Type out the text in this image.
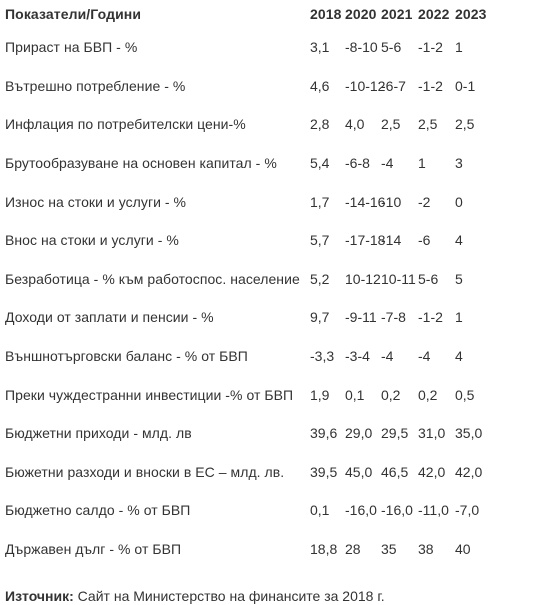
Показатели/Години	2018	2020	2021	2022	2023
Прираст на БВП - %	3,1	-8-10	5-6	-1-2	1
Вътрешно потребление - %	4,6	-10-12	-6-7	-1-2	0-1
Инфлация по потребителски цени-%	2,8	4,0	2,5	2,5	2,5
Брутообразуване на основен капитал - %	5,4	-6-8	-4	1	3
Износ на стоки и услуги - %	1,7	-14-16	-10	-2	0
Внос на стоки и услуги - %	5,7	-17-18	-14	-6	4
Безработица - % към работоспос. население	5,2	10-12	10-11	5-6	5
Доходи от заплати и пенсии - %	9,7	-9-11	-7-8	-1-2	1
Външнотърговски баланс - % от БВП	-3,3	-3-4	-4	-4	4
Преки чуждестранни инвестиции -% от БВП	1,9	0,1	0,2	0,2	0,5
Бюджетни приходи - млд. лв	39,6	29,0	29,5	31,0	35,0
Бюжетни разходи и вноски в ЕС – млд. лв.	39,5	45,0	46,5	42,0	42,0
Бюджетно салдо - % от БВП	0,1	-16,0	-16,0	-11,0	-7,0
Държавен дълг - % от БВП	18,8	28	35	38	40
Източник: Сайт на Министерство на финансите за 2018 г.
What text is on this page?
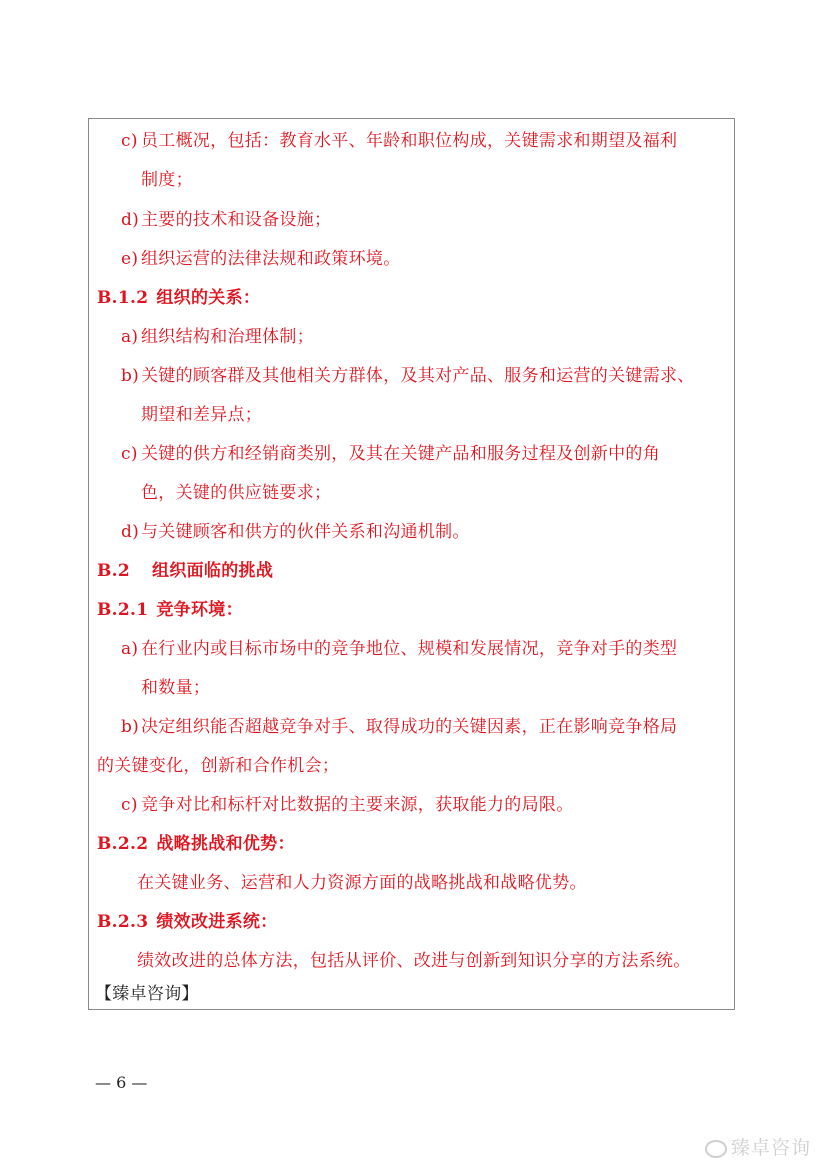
c) 员工概况，包括：教育水平、年龄和职位构成，关键需求和期望及福利
制度；
d) 主要的技术和设备设施；
e) 组织运营的法律法规和政策环境。
B.1.2 组织的关系：
a) 组织结构和治理体制；
b) 关键的顾客群及其他相关方群体，及其对产品、服务和运营的关键需求、
期望和差异点；
c) 关键的供方和经销商类别，及其在关键产品和服务过程及创新中的角
色，关键的供应链要求；
d) 与关键顾客和供方的伙伴关系和沟通机制。
B.2 组织面临的挑战
B.2.1 竞争环境：
a) 在行业内或目标市场中的竞争地位、规模和发展情况，竞争对手的类型
和数量；
b) 决定组织能否超越竞争对手、取得成功的关键因素，正在影响竞争格局
的关键变化，创新和合作机会；
c) 竞争对比和标杆对比数据的主要来源，获取能力的局限。
B.2.2 战略挑战和优势：
在关键业务、运营和人力资源方面的战略挑战和战略优势。
B.2.3 绩效改进系统：
绩效改进的总体方法，包括从评价、改进与创新到知识分享的方法系统。
【臻卓咨询】
— 6 —
臻卓咨询
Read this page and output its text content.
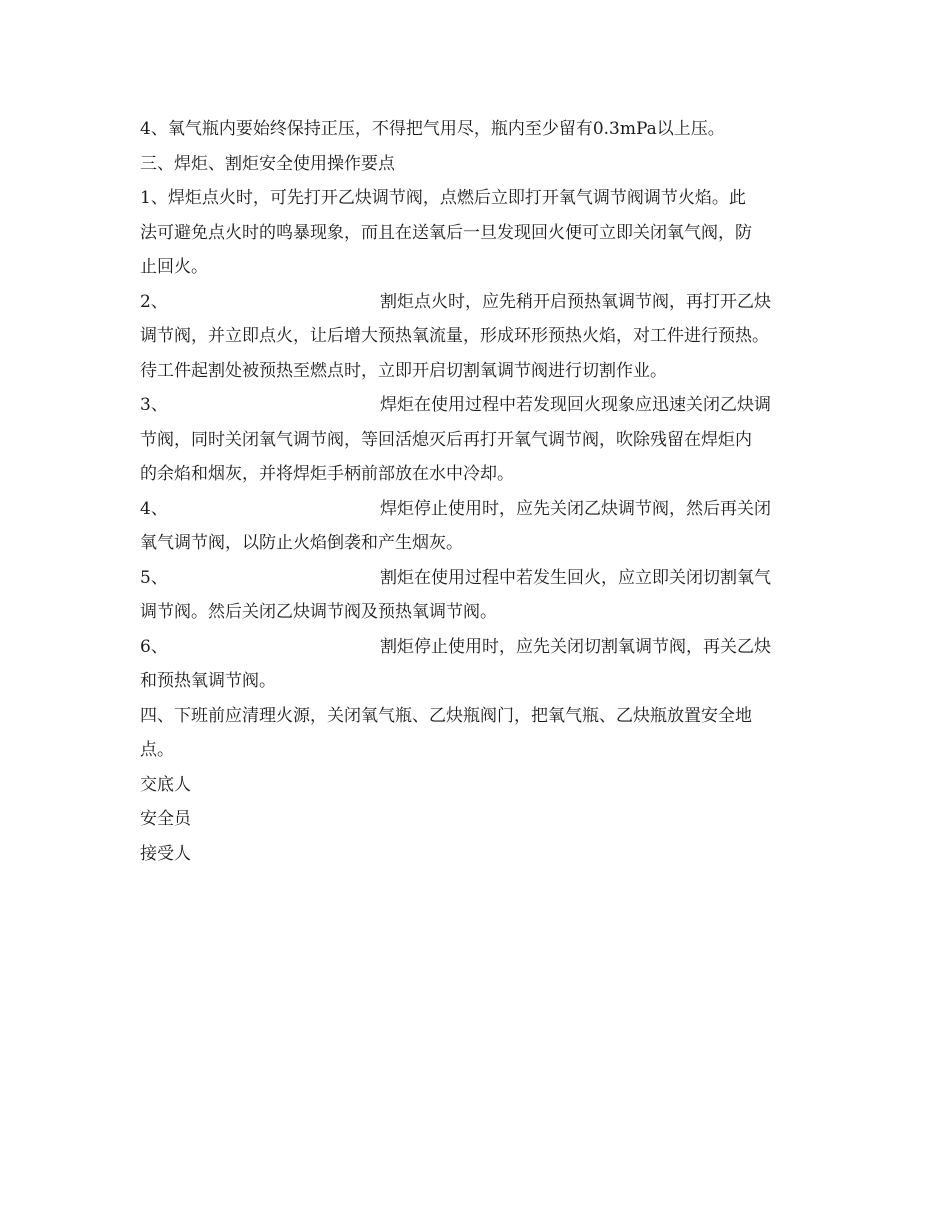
4、氧气瓶内要始终保持正压，不得把气用尽，瓶内至少留有0.3mPa以上压。

三、焊炬、割炬安全使用操作要点

1、焊炬点火时，可先打开乙炔调节阀，点燃后立即打开氧气调节阀调节火焰。此

法可避免点火时的鸣暴现象，而且在送氧后一旦发现回火便可立即关闭氧气阀，防

止回火。

2、	割炬点火时，应先稍开启预热氧调节阀，再打开乙炔

调节阀，并立即点火，让后增大预热氧流量，形成环形预热火焰，对工件进行预热。

待工件起割处被预热至燃点时，立即开启切割氧调节阀进行切割作业。

3、	焊炬在使用过程中若发现回火现象应迅速关闭乙炔调

节阀，同时关闭氧气调节阀，等回活熄灭后再打开氧气调节阀，吹除残留在焊炬内

的余焰和烟灰，并将焊炬手柄前部放在水中冷却。

4、	焊炬停止使用时，应先关闭乙炔调节阀，然后再关闭

氧气调节阀，以防止火焰倒袭和产生烟灰。

5、	割炬在使用过程中若发生回火，应立即关闭切割氧气

调节阀。然后关闭乙炔调节阀及预热氧调节阀。

6、	割炬停止使用时，应先关闭切割氧调节阀，再关乙炔

和预热氧调节阀。

四、下班前应清理火源，关闭氧气瓶、乙炔瓶阀门，把氧气瓶、乙炔瓶放置安全地

点。

交底人

安全员

接受人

Requirement: Write out exactly, and nothing more than, the lines of the entries above from the line containing "Read this page and output its text content." through the final line; omit any pictures.

Written reply:
Read this page and output its text content.
4、氧气瓶内要始终保持正压，不得把气用尽，瓶内至少留有0.3mPa以上压。

三、焊炬、割炬安全使用操作要点

1、焊炬点火时，可先打开乙炔调节阀，点燃后立即打开氧气调节阀调节火焰。此

法可避免点火时的鸣暴现象，而且在送氧后一旦发现回火便可立即关闭氧气阀，防

止回火。

2、	割炬点火时，应先稍开启预热氧调节阀，再打开乙炔

调节阀，并立即点火，让后增大预热氧流量，形成环形预热火焰，对工件进行预热。

待工件起割处被预热至燃点时，立即开启切割氧调节阀进行切割作业。

3、	焊炬在使用过程中若发现回火现象应迅速关闭乙炔调

节阀，同时关闭氧气调节阀，等回活熄灭后再打开氧气调节阀，吹除残留在焊炬内

的余焰和烟灰，并将焊炬手柄前部放在水中冷却。

4、	焊炬停止使用时，应先关闭乙炔调节阀，然后再关闭

氧气调节阀，以防止火焰倒袭和产生烟灰。

5、	割炬在使用过程中若发生回火，应立即关闭切割氧气

调节阀。然后关闭乙炔调节阀及预热氧调节阀。

6、	割炬停止使用时，应先关闭切割氧调节阀，再关乙炔

和预热氧调节阀。

四、下班前应清理火源，关闭氧气瓶、乙炔瓶阀门，把氧气瓶、乙炔瓶放置安全地

点。

交底人

安全员

接受人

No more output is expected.